>> start Exercise materials

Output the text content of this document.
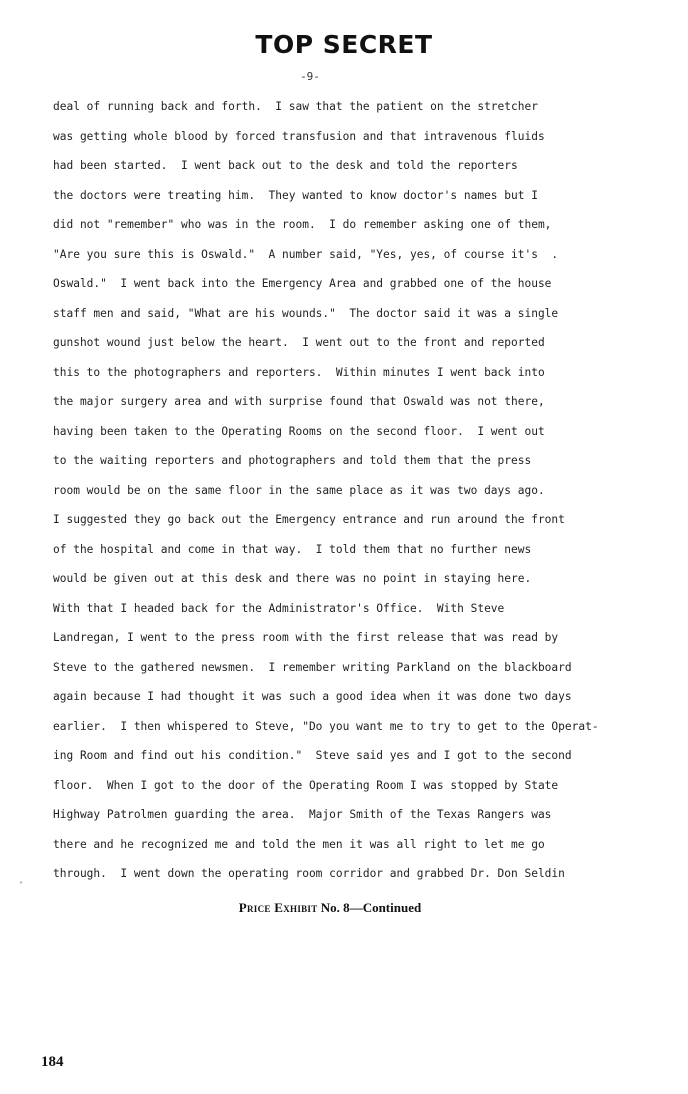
TOP SECRET
-9-
deal of running back and forth.  I saw that the patient on the stretcher
was getting whole blood by forced transfusion and that intravenous fluids
had been started.  I went back out to the desk and told the reporters
the doctors were treating him.  They wanted to know doctor's names but I
did not "remember" who was in the room.  I do remember asking one of them,
"Are you sure this is Oswald."  A number said, "Yes, yes, of course it's  .
Oswald."  I went back into the Emergency Area and grabbed one of the house
staff men and said, "What are his wounds."  The doctor said it was a single
gunshot wound just below the heart.  I went out to the front and reported
this to the photographers and reporters.  Within minutes I went back into
the major surgery area and with surprise found that Oswald was not there,
having been taken to the Operating Rooms on the second floor.  I went out
to the waiting reporters and photographers and told them that the press
room would be on the same floor in the same place as it was two days ago.
I suggested they go back out the Emergency entrance and run around the front
of the hospital and come in that way.  I told them that no further news
would be given out at this desk and there was no point in staying here.
With that I headed back for the Administrator's Office.  With Steve
Landregan, I went to the press room with the first release that was read by
Steve to the gathered newsmen.  I remember writing Parkland on the blackboard
again because I had thought it was such a good idea when it was done two days
earlier.  I then whispered to Steve, "Do you want me to try to get to the Operat-
ing Room and find out his condition."  Steve said yes and I got to the second
floor.  When I got to the door of the Operating Room I was stopped by State
Highway Patrolmen guarding the area.  Major Smith of the Texas Rangers was
there and he recognized me and told the men it was all right to let me go
through.  I went down the operating room corridor and grabbed Dr. Don Seldin
⸴
Price Exhibit No. 8—Continued
184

>> end Exercise materials

* **What you are asked to do**
Copy out each line of the records where the string "would" appears.

* **Completed task**
room would be on the same floor in the same place as it was two days ago.
would be given out at this desk and there was no point in staying here.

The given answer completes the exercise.